- What you need to do: Restate every entry word for word.

- Given entries:
****************************************
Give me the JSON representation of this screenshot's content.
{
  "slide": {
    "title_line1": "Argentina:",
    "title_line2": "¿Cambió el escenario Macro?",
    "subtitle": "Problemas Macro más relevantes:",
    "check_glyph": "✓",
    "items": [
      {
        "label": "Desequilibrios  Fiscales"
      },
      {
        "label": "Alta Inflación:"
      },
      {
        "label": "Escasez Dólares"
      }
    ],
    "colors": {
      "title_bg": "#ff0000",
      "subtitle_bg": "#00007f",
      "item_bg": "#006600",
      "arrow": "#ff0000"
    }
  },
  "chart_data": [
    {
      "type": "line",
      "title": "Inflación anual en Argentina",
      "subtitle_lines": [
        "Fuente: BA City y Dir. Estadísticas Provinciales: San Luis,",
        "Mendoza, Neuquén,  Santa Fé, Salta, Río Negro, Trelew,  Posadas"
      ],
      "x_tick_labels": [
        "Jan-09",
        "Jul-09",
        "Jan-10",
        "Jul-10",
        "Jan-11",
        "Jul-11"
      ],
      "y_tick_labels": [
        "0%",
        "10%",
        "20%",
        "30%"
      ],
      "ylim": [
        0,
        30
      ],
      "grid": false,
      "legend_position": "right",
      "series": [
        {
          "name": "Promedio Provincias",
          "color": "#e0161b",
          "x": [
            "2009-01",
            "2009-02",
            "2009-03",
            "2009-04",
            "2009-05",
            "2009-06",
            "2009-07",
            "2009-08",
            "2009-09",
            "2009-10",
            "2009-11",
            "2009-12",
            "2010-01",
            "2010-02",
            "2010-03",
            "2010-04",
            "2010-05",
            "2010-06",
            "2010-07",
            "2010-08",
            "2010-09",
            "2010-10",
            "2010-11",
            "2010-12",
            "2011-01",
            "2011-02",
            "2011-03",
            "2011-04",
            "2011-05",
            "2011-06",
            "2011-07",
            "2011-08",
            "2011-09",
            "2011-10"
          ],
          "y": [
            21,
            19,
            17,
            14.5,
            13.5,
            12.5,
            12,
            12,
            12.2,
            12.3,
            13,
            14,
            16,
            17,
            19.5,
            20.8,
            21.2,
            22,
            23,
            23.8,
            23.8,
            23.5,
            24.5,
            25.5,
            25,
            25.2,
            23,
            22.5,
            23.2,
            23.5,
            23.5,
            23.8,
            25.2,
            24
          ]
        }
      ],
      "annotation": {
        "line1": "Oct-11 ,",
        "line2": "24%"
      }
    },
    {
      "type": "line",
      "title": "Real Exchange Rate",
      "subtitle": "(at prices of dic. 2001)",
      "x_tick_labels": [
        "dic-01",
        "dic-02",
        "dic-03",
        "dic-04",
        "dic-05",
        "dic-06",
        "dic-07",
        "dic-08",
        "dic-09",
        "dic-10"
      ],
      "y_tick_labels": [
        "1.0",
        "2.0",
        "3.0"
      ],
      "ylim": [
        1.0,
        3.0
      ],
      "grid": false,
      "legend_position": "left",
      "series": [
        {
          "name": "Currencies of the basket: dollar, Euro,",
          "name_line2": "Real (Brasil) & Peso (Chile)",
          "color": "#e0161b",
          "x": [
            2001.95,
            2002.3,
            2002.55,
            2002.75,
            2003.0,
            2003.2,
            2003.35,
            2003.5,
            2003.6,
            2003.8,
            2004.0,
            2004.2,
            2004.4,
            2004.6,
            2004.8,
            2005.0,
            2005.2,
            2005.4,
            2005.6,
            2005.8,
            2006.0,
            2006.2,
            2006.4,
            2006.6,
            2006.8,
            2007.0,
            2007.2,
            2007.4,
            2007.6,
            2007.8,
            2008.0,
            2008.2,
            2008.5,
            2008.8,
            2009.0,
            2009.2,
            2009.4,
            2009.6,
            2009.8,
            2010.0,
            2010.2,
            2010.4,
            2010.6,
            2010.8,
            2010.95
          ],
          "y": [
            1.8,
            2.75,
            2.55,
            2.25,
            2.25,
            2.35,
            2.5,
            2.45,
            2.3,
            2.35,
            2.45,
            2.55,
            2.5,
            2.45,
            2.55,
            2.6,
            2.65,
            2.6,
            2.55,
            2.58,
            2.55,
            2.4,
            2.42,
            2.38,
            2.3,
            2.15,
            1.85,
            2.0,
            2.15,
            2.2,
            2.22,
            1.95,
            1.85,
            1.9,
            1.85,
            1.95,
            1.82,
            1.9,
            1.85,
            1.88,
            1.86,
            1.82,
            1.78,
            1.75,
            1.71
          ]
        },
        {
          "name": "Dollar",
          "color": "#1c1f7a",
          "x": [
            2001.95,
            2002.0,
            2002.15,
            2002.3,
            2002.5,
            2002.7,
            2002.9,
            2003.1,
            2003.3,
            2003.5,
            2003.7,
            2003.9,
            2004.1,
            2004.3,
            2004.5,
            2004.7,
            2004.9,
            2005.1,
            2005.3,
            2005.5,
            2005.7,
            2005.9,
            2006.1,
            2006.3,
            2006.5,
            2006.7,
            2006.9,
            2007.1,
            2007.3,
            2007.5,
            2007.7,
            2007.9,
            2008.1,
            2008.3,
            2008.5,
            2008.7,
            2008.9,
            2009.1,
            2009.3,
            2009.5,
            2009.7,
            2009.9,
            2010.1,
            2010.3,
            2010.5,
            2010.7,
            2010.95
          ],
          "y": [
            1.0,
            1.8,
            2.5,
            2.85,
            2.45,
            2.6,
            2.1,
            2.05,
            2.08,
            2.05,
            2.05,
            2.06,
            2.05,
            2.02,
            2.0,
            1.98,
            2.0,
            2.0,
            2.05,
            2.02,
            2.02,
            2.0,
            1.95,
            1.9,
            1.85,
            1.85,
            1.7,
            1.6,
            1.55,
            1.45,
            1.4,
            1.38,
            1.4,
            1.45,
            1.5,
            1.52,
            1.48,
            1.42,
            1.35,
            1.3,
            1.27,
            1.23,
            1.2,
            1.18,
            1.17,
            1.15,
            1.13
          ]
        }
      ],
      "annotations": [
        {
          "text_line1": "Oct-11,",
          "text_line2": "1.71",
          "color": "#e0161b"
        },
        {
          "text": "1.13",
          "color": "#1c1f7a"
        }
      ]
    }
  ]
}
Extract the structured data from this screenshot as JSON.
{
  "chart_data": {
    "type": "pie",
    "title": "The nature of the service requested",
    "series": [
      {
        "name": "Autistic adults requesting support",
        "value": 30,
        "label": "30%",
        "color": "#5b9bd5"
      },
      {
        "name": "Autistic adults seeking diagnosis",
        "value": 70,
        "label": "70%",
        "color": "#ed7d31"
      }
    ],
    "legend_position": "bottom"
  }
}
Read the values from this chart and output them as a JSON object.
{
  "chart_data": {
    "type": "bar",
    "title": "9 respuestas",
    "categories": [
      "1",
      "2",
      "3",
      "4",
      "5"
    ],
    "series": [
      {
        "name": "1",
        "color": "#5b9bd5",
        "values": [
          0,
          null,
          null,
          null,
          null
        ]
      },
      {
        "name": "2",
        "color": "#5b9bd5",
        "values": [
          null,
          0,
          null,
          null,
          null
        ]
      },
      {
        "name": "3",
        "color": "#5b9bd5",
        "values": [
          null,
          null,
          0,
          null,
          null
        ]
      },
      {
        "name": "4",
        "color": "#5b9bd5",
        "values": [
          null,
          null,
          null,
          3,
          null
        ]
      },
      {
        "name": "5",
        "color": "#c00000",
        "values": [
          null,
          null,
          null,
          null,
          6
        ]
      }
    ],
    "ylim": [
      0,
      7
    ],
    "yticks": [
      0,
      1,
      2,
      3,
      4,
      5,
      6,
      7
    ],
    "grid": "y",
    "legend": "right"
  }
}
****************************************
- Response to the task:
Give me the JSON representation of this screenshot's content.
{
  "slide": {
    "title_line1": "Argentina:",
    "title_line2": "¿Cambió el escenario Macro?",
    "subtitle": "Problemas Macro más relevantes:",
    "check_glyph": "✓",
    "items": [
      {
        "label": "Desequilibrios  Fiscales"
      },
      {
        "label": "Alta Inflación:"
      },
      {
        "label": "Escasez Dólares"
      }
    ],
    "colors": {
      "title_bg": "#ff0000",
      "subtitle_bg": "#00007f",
      "item_bg": "#006600",
      "arrow": "#ff0000"
    }
  },
  "chart_data": [
    {
      "type": "line",
      "title": "Inflación anual en Argentina",
      "subtitle_lines": [
        "Fuente: BA City y Dir. Estadísticas Provinciales: San Luis,",
        "Mendoza, Neuquén,  Santa Fé, Salta, Río Negro, Trelew,  Posadas"
      ],
      "x_tick_labels": [
        "Jan-09",
        "Jul-09",
        "Jan-10",
        "Jul-10",
        "Jan-11",
        "Jul-11"
      ],
      "y_tick_labels": [
        "0%",
        "10%",
        "20%",
        "30%"
      ],
      "ylim": [
        0,
        30
      ],
      "grid": false,
      "legend_position": "right",
      "series": [
        {
          "name": "Promedio Provincias",
          "color": "#e0161b",
          "x": [
            "2009-01",
            "2009-02",
            "2009-03",
            "2009-04",
            "2009-05",
            "2009-06",
            "2009-07",
            "2009-08",
            "2009-09",
            "2009-10",
            "2009-11",
            "2009-12",
            "2010-01",
            "2010-02",
            "2010-03",
            "2010-04",
            "2010-05",
            "2010-06",
            "2010-07",
            "2010-08",
            "2010-09",
            "2010-10",
            "2010-11",
            "2010-12",
            "2011-01",
            "2011-02",
            "2011-03",
            "2011-04",
            "2011-05",
            "2011-06",
            "2011-07",
            "2011-08",
            "2011-09",
            "2011-10"
          ],
          "y": [
            21,
            19,
            17,
            14.5,
            13.5,
            12.5,
            12,
            12,
            12.2,
            12.3,
            13,
            14,
            16,
            17,
            19.5,
            20.8,
            21.2,
            22,
            23,
            23.8,
            23.8,
            23.5,
            24.5,
            25.5,
            25,
            25.2,
            23,
            22.5,
            23.2,
            23.5,
            23.5,
            23.8,
            25.2,
            24
          ]
        }
      ],
      "annotation": {
        "line1": "Oct-11 ,",
        "line2": "24%"
      }
    },
    {
      "type": "line",
      "title": "Real Exchange Rate",
      "subtitle": "(at prices of dic. 2001)",
      "x_tick_labels": [
        "dic-01",
        "dic-02",
        "dic-03",
        "dic-04",
        "dic-05",
        "dic-06",
        "dic-07",
        "dic-08",
        "dic-09",
        "dic-10"
      ],
      "y_tick_labels": [
        "1.0",
        "2.0",
        "3.0"
      ],
      "ylim": [
        1.0,
        3.0
      ],
      "grid": false,
      "legend_position": "left",
      "series": [
        {
          "name": "Currencies of the basket: dollar, Euro,",
          "name_line2": "Real (Brasil) & Peso (Chile)",
          "color": "#e0161b",
          "x": [
            2001.95,
            2002.3,
            2002.55,
            2002.75,
            2003.0,
            2003.2,
            2003.35,
            2003.5,
            2003.6,
            2003.8,
            2004.0,
            2004.2,
            2004.4,
            2004.6,
            2004.8,
            2005.0,
            2005.2,
            2005.4,
            2005.6,
            2005.8,
            2006.0,
            2006.2,
            2006.4,
            2006.6,
            2006.8,
            2007.0,
            2007.2,
            2007.4,
            2007.6,
            2007.8,
            2008.0,
            2008.2,
            2008.5,
            2008.8,
            2009.0,
            2009.2,
            2009.4,
            2009.6,
            2009.8,
            2010.0,
            2010.2,
            2010.4,
            2010.6,
            2010.8,
            2010.95
          ],
          "y": [
            1.8,
            2.75,
            2.55,
            2.25,
            2.25,
            2.35,
            2.5,
            2.45,
            2.3,
            2.35,
            2.45,
            2.55,
            2.5,
            2.45,
            2.55,
            2.6,
            2.65,
            2.6,
            2.55,
            2.58,
            2.55,
            2.4,
            2.42,
            2.38,
            2.3,
            2.15,
            1.85,
            2.0,
            2.15,
            2.2,
            2.22,
            1.95,
            1.85,
            1.9,
            1.85,
            1.95,
            1.82,
            1.9,
            1.85,
            1.88,
            1.86,
            1.82,
            1.78,
            1.75,
            1.71
          ]
        },
        {
          "name": "Dollar",
          "color": "#1c1f7a",
          "x": [
            2001.95,
            2002.0,
            2002.15,
            2002.3,
            2002.5,
            2002.7,
            2002.9,
            2003.1,
            2003.3,
            2003.5,
            2003.7,
            2003.9,
            2004.1,
            2004.3,
            2004.5,
            2004.7,
            2004.9,
            2005.1,
            2005.3,
            2005.5,
            2005.7,
            2005.9,
            2006.1,
            2006.3,
            2006.5,
            2006.7,
            2006.9,
            2007.1,
            2007.3,
            2007.5,
            2007.7,
            2007.9,
            2008.1,
            2008.3,
            2008.5,
            2008.7,
            2008.9,
            2009.1,
            2009.3,
            2009.5,
            2009.7,
            2009.9,
            2010.1,
            2010.3,
            2010.5,
            2010.7,
            2010.95
          ],
          "y": [
            1.0,
            1.8,
            2.5,
            2.85,
            2.45,
            2.6,
            2.1,
            2.05,
            2.08,
            2.05,
            2.05,
            2.06,
            2.05,
            2.02,
            2.0,
            1.98,
            2.0,
            2.0,
            2.05,
            2.02,
            2.02,
            2.0,
            1.95,
            1.9,
            1.85,
            1.85,
            1.7,
            1.6,
            1.55,
            1.45,
            1.4,
            1.38,
            1.4,
            1.45,
            1.5,
            1.52,
            1.48,
            1.42,
            1.35,
            1.3,
            1.27,
            1.23,
            1.2,
            1.18,
            1.17,
            1.15,
            1.13
          ]
        }
      ],
      "annotations": [
        {
          "text_line1": "Oct-11,",
          "text_line2": "1.71",
          "color": "#e0161b"
        },
        {
          "text": "1.13",
          "color": "#1c1f7a"
        }
      ]
    }
  ]
}
Extract the structured data from this screenshot as JSON.
{
  "chart_data": {
    "type": "pie",
    "title": "The nature of the service requested",
    "series": [
      {
        "name": "Autistic adults requesting support",
        "value": 30,
        "label": "30%",
        "color": "#5b9bd5"
      },
      {
        "name": "Autistic adults seeking diagnosis",
        "value": 70,
        "label": "70%",
        "color": "#ed7d31"
      }
    ],
    "legend_position": "bottom"
  }
}
Read the values from this chart and output them as a JSON object.
{
  "chart_data": {
    "type": "bar",
    "title": "9 respuestas",
    "categories": [
      "1",
      "2",
      "3",
      "4",
      "5"
    ],
    "series": [
      {
        "name": "1",
        "color": "#5b9bd5",
        "values": [
          0,
          null,
          null,
          null,
          null
        ]
      },
      {
        "name": "2",
        "color": "#5b9bd5",
        "values": [
          null,
          0,
          null,
          null,
          null
        ]
      },
      {
        "name": "3",
        "color": "#5b9bd5",
        "values": [
          null,
          null,
          0,
          null,
          null
        ]
      },
      {
        "name": "4",
        "color": "#5b9bd5",
        "values": [
          null,
          null,
          null,
          3,
          null
        ]
      },
      {
        "name": "5",
        "color": "#c00000",
        "values": [
          null,
          null,
          null,
          null,
          6
        ]
      }
    ],
    "ylim": [
      0,
      7
    ],
    "yticks": [
      0,
      1,
      2,
      3,
      4,
      5,
      6,
      7
    ],
    "grid": "y",
    "legend": "right"
  }
}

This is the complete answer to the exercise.